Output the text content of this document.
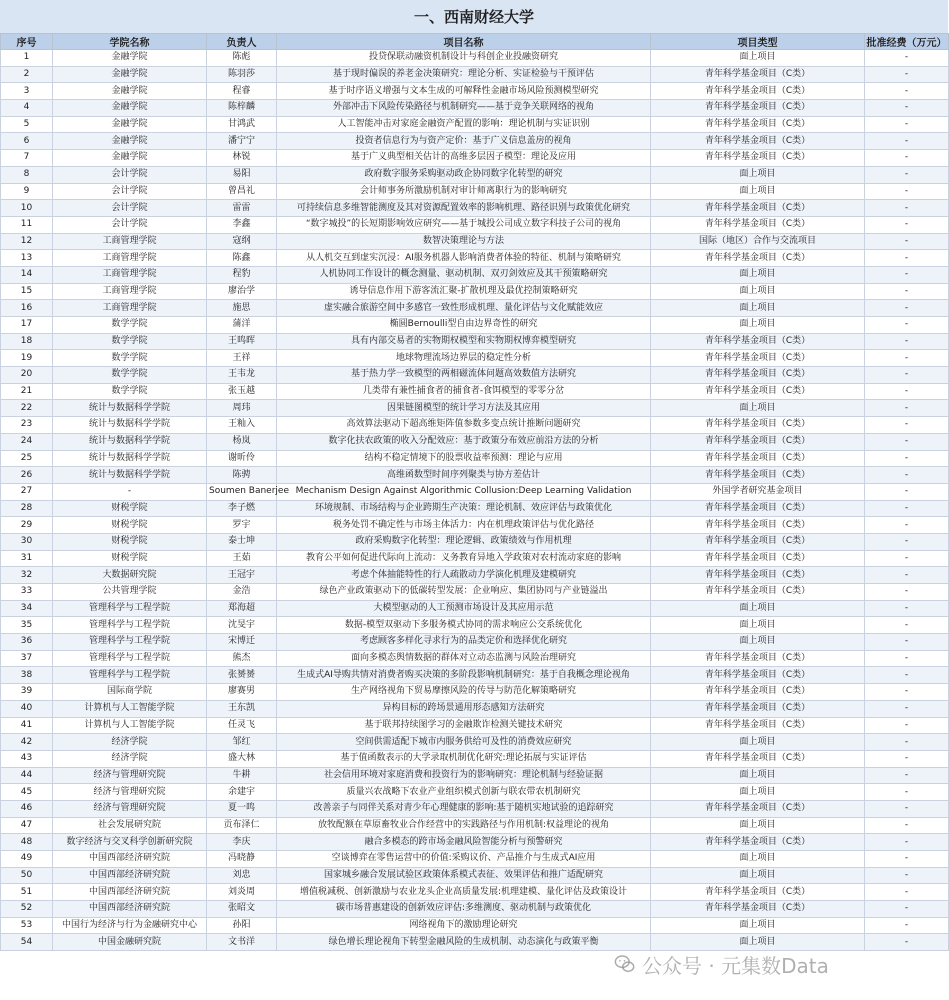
一、西南财经大学
序号	学院名称	负责人	项目名称	项目类型	批准经费（万元）
1	金融学院	陈彪	投贷保联动融资机制设计与科创企业投融资研究	面上项目	-
2	金融学院	陈羽莎	基于现时偏误的养老金决策研究：理论分析、实证检验与干预评估	青年科学基金项目（C类）	-
3	金融学院	程睿	基于时序语义增强与文本生成的可解释性金融市场风险预测模型研究	青年科学基金项目（C类）	-
4	金融学院	陈梓麟	外部冲击下风险传染路径与机制研究——基于竞争关联网络的视角	青年科学基金项目（C类）	-
5	金融学院	甘鸿武	人工智能冲击对家庭金融资产配置的影响：理论机制与实证识别	青年科学基金项目（C类）	-
6	金融学院	潘宁宁	投资者信息行为与资产定价：基于广义信息盖房的视角	青年科学基金项目（C类）	-
7	金融学院	林锐	基于广义典型相关估计的高维多层因子模型：理论及应用	青年科学基金项目（C类）	-
8	会计学院	易阳	政府数字服务采购驱动政企协同数字化转型的研究	面上项目	-
9	会计学院	曾昌礼	会计师事务所激励机制对审计师离职行为的影响研究	面上项目	-
10	会计学院	雷雷	可持续信息多维智能测度及其对资源配置效率的影响机理、路径识别与政策优化研究	青年科学基金项目（C类）	-
11	会计学院	李鑫	“数字城投”的长短期影响效应研究——基于城投公司成立数字科技子公司的视角	青年科学基金项目（C类）	-
12	工商管理学院	寇纲	数智决策理论与方法	国际（地区）合作与交流项目	-
13	工商管理学院	陈鑫	从人机交互到虚实沉浸：AI服务机器人影响消费者体验的特征、机制与策略研究	青年科学基金项目（C类）	-
14	工商管理学院	程豹	人机协同工作设计的概念测量、驱动机制、双刃剑效应及其干预策略研究	面上项目	-
15	工商管理学院	廖治学	诱导信息作用下游客流汇聚-扩散机理及最优控制策略研究	面上项目	-
16	工商管理学院	施思	虚实融合旅游空间中多感官一致性形成机理、量化评估与文化赋能效应	面上项目	-
17	数学学院	蒲洋	椭圆Bernoulli型自由边界奇性的研究	面上项目	-
18	数学学院	王鸣晖	具有内部交易者的实物期权模型和实物期权博弈模型研究	青年科学基金项目（C类）	-
19	数学学院	王祥	地球物理流场边界层的稳定性分析	青年科学基金项目（C类）	-
20	数学学院	王韦龙	基于热力学一致模型的两相磁流体问题高效数值方法研究	青年科学基金项目（C类）	-
21	数学学院	张玉越	几类带有兼性捕食者的捕食者-食饵模型的零零分岔	青年科学基金项目（C类）	-
22	统计与数据科学学院	周玮	因果链图模型的统计学习方法及其应用	面上项目	-
23	统计与数据科学学院	王籼入	高效算法驱动下超高维矩阵值参数多变点统计推断问题研究	青年科学基金项目（C类）	-
24	统计与数据科学学院	杨岚	数字化扶农政策的收入分配效应：基于政策分布效应前沿方法的分析	青年科学基金项目（C类）	-
25	统计与数据科学学院	谢昕伶	结构不稳定情境下的股票收益率预测：理论与应用	青年科学基金项目（C类）	-
26	统计与数据科学学院	陈骋	高维函数型时间序列聚类与协方差估计	青年科学基金项目（C类）	-
27	-	Soumen Banerjee	Mechanism Design Against Algorithmic Collusion:Deep Learning Validation	外国学者研究基金项目	-
28	财税学院	李子燃	环境规制、市场结构与企业跨期生产决策：理论机制、效应评估与政策优化	青年科学基金项目（C类）	-
29	财税学院	罗宇	税务处罚不确定性与市场主体活力：内在机理政策评估与优化路径	青年科学基金项目（C类）	-
30	财税学院	泰士坤	政府采购数字化转型：理论逻辑、政策绩效与作用机理	青年科学基金项目（C类）	-
31	财税学院	王茹	教育公平如何促进代际向上流动：义务教育异地入学政策对农村流动家庭的影响	青年科学基金项目（C类）	-
32	大数据研究院	王冠宇	考虑个体抽能特性的行人疏散动力学演化机理及建模研究	青年科学基金项目（C类）	-
33	公共管理学院	金浩	绿色产业政策驱动下的低碳转型发展：企业响应、集团协同与产业链溢出	青年科学基金项目（C类）	-
34	管理科学与工程学院	郑海超	大模型驱动的人工预测市场设计及其应用示范	面上项目	-
35	管理科学与工程学院	沈旻宇	数据-模型双驱动下多服务模式协同的需求响应公交系统优化	面上项目	-
36	管理科学与工程学院	宋博迁	考虑顾客多样化寻求行为的品类定价和选择优化研究	面上项目	-
37	管理科学与工程学院	熊杰	面向多模态舆情数据的群体对立动态监测与风险治理研究	青年科学基金项目（C类）	-
38	管理科学与工程学院	张赟赟	生成式AI导购共情对消费者购买决策的多阶段影响机制研究：基于自我概念理论视角	青年科学基金项目（C类）	-
39	国际商学院	廖赛男	生产网络视角下贸易摩擦风险的传导与防范化解策略研究	青年科学基金项目（C类）	-
40	计算机与人工智能学院	王东凯	异构目标的跨场景通用形态感知方法研究	青年科学基金项目（C类）	-
41	计算机与人工智能学院	任灵飞	基于联邦持续图学习的金融欺诈检测关键技术研究	青年科学基金项目（C类）	-
42	经济学院	邹红	空间供需适配下城市内服务供给可及性的消费效应研究	面上项目	-
43	经济学院	盛大林	基于值函数表示的大学录取机制优化研究:理论拓展与实证评估	青年科学基金项目（C类）	-
44	经济与管理研究院	牛耕	社会信用环境对家庭消费和投资行为的影响研究：理论机制与经验证据	面上项目	-
45	经济与管理研究院	余建宇	质量兴农战略下农业产业组织模式创新与联农带农机制研究	面上项目	-
46	经济与管理研究院	夏一鸣	改善亲子与同伴关系对青少年心理健康的影响:基于随机实地试验的追踪研究	青年科学基金项目（C类）	-
47	社会发展研究院	贡布泽仁	放牧配额在草原畜牧业合作经营中的实践路径与作用机制:权益理论的视角	面上项目	-
48	数字经济与交叉科学创新研究院	李庆	融合多模态的跨市场金融风险智能分析与预警研究	青年科学基金项目（C类）	-
49	中国西部经济研究院	冯晓静	空谈博弈在零售运营中的价值:采购议价、产品推介与生成式AI应用	面上项目	-
50	中国西部经济研究院	刘忠	国家城乡融合发展试验区政策体系模式表征、效果评估和推广适配研究	面上项目	-
51	中国西部经济研究院	刘炎周	增值税减税、创新激励与农业龙头企业高质量发展:机理建模、量化评估及政策设计	青年科学基金项目（C类）	-
52	中国西部经济研究院	张昭文	碳市场普惠建设的创新效应评估:多维测度、驱动机制与政策优化	青年科学基金项目（C类）	-
53	中国行为经济与行为金融研究中心	孙阳	网络视角下的激励理论研究	面上项目	-
54	中国金融研究院	文书洋	绿色增长理论视角下转型金融风险的生成机制、动态演化与政策平衡	面上项目	-
公众号 · 元集数Data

· · ·

### Required work
Omit every picture while copying the listing above exactly.

### The solution
Output the text content of this document.
一、西南财经大学
序号	学院名称	负责人	项目名称	项目类型	批准经费（万元）
1	金融学院	陈彪	投贷保联动融资机制设计与科创企业投融资研究	面上项目	-
2	金融学院	陈羽莎	基于现时偏误的养老金决策研究：理论分析、实证检验与干预评估	青年科学基金项目（C类）	-
3	金融学院	程睿	基于时序语义增强与文本生成的可解释性金融市场风险预测模型研究	青年科学基金项目（C类）	-
4	金融学院	陈梓麟	外部冲击下风险传染路径与机制研究——基于竞争关联网络的视角	青年科学基金项目（C类）	-
5	金融学院	甘鸿武	人工智能冲击对家庭金融资产配置的影响：理论机制与实证识别	青年科学基金项目（C类）	-
6	金融学院	潘宁宁	投资者信息行为与资产定价：基于广义信息盖房的视角	青年科学基金项目（C类）	-
7	金融学院	林锐	基于广义典型相关估计的高维多层因子模型：理论及应用	青年科学基金项目（C类）	-
8	会计学院	易阳	政府数字服务采购驱动政企协同数字化转型的研究	面上项目	-
9	会计学院	曾昌礼	会计师事务所激励机制对审计师离职行为的影响研究	面上项目	-
10	会计学院	雷雷	可持续信息多维智能测度及其对资源配置效率的影响机理、路径识别与政策优化研究	青年科学基金项目（C类）	-
11	会计学院	李鑫	“数字城投”的长短期影响效应研究——基于城投公司成立数字科技子公司的视角	青年科学基金项目（C类）	-
12	工商管理学院	寇纲	数智决策理论与方法	国际（地区）合作与交流项目	-
13	工商管理学院	陈鑫	从人机交互到虚实沉浸：AI服务机器人影响消费者体验的特征、机制与策略研究	青年科学基金项目（C类）	-
14	工商管理学院	程豹	人机协同工作设计的概念测量、驱动机制、双刃剑效应及其干预策略研究	面上项目	-
15	工商管理学院	廖治学	诱导信息作用下游客流汇聚-扩散机理及最优控制策略研究	面上项目	-
16	工商管理学院	施思	虚实融合旅游空间中多感官一致性形成机理、量化评估与文化赋能效应	面上项目	-
17	数学学院	蒲洋	椭圆Bernoulli型自由边界奇性的研究	面上项目	-
18	数学学院	王鸣晖	具有内部交易者的实物期权模型和实物期权博弈模型研究	青年科学基金项目（C类）	-
19	数学学院	王祥	地球物理流场边界层的稳定性分析	青年科学基金项目（C类）	-
20	数学学院	王韦龙	基于热力学一致模型的两相磁流体问题高效数值方法研究	青年科学基金项目（C类）	-
21	数学学院	张玉越	几类带有兼性捕食者的捕食者-食饵模型的零零分岔	青年科学基金项目（C类）	-
22	统计与数据科学学院	周玮	因果链图模型的统计学习方法及其应用	面上项目	-
23	统计与数据科学学院	王籼入	高效算法驱动下超高维矩阵值参数多变点统计推断问题研究	青年科学基金项目（C类）	-
24	统计与数据科学学院	杨岚	数字化扶农政策的收入分配效应：基于政策分布效应前沿方法的分析	青年科学基金项目（C类）	-
25	统计与数据科学学院	谢昕伶	结构不稳定情境下的股票收益率预测：理论与应用	青年科学基金项目（C类）	-
26	统计与数据科学学院	陈骋	高维函数型时间序列聚类与协方差估计	青年科学基金项目（C类）	-
27	-	Soumen Banerjee	Mechanism Design Against Algorithmic Collusion:Deep Learning Validation	外国学者研究基金项目	-
28	财税学院	李子燃	环境规制、市场结构与企业跨期生产决策：理论机制、效应评估与政策优化	青年科学基金项目（C类）	-
29	财税学院	罗宇	税务处罚不确定性与市场主体活力：内在机理政策评估与优化路径	青年科学基金项目（C类）	-
30	财税学院	泰士坤	政府采购数字化转型：理论逻辑、政策绩效与作用机理	青年科学基金项目（C类）	-
31	财税学院	王茹	教育公平如何促进代际向上流动：义务教育异地入学政策对农村流动家庭的影响	青年科学基金项目（C类）	-
32	大数据研究院	王冠宇	考虑个体抽能特性的行人疏散动力学演化机理及建模研究	青年科学基金项目（C类）	-
33	公共管理学院	金浩	绿色产业政策驱动下的低碳转型发展：企业响应、集团协同与产业链溢出	青年科学基金项目（C类）	-
34	管理科学与工程学院	郑海超	大模型驱动的人工预测市场设计及其应用示范	面上项目	-
35	管理科学与工程学院	沈旻宇	数据-模型双驱动下多服务模式协同的需求响应公交系统优化	面上项目	-
36	管理科学与工程学院	宋博迁	考虑顾客多样化寻求行为的品类定价和选择优化研究	面上项目	-
37	管理科学与工程学院	熊杰	面向多模态舆情数据的群体对立动态监测与风险治理研究	青年科学基金项目（C类）	-
38	管理科学与工程学院	张赟赟	生成式AI导购共情对消费者购买决策的多阶段影响机制研究：基于自我概念理论视角	青年科学基金项目（C类）	-
39	国际商学院	廖赛男	生产网络视角下贸易摩擦风险的传导与防范化解策略研究	青年科学基金项目（C类）	-
40	计算机与人工智能学院	王东凯	异构目标的跨场景通用形态感知方法研究	青年科学基金项目（C类）	-
41	计算机与人工智能学院	任灵飞	基于联邦持续图学习的金融欺诈检测关键技术研究	青年科学基金项目（C类）	-
42	经济学院	邹红	空间供需适配下城市内服务供给可及性的消费效应研究	面上项目	-
43	经济学院	盛大林	基于值函数表示的大学录取机制优化研究:理论拓展与实证评估	青年科学基金项目（C类）	-
44	经济与管理研究院	牛耕	社会信用环境对家庭消费和投资行为的影响研究：理论机制与经验证据	面上项目	-
45	经济与管理研究院	余建宇	质量兴农战略下农业产业组织模式创新与联农带农机制研究	面上项目	-
46	经济与管理研究院	夏一鸣	改善亲子与同伴关系对青少年心理健康的影响:基于随机实地试验的追踪研究	青年科学基金项目（C类）	-
47	社会发展研究院	贡布泽仁	放牧配额在草原畜牧业合作经营中的实践路径与作用机制:权益理论的视角	面上项目	-
48	数字经济与交叉科学创新研究院	李庆	融合多模态的跨市场金融风险智能分析与预警研究	青年科学基金项目（C类）	-
49	中国西部经济研究院	冯晓静	空谈博弈在零售运营中的价值:采购议价、产品推介与生成式AI应用	面上项目	-
50	中国西部经济研究院	刘忠	国家城乡融合发展试验区政策体系模式表征、效果评估和推广适配研究	面上项目	-
51	中国西部经济研究院	刘炎周	增值税减税、创新激励与农业龙头企业高质量发展:机理建模、量化评估及政策设计	青年科学基金项目（C类）	-
52	中国西部经济研究院	张昭文	碳市场普惠建设的创新效应评估:多维测度、驱动机制与政策优化	青年科学基金项目（C类）	-
53	中国行为经济与行为金融研究中心	孙阳	网络视角下的激励理论研究	面上项目	-
54	中国金融研究院	文书洋	绿色增长理论视角下转型金融风险的生成机制、动态演化与政策平衡	面上项目	-
公众号 · 元集数Data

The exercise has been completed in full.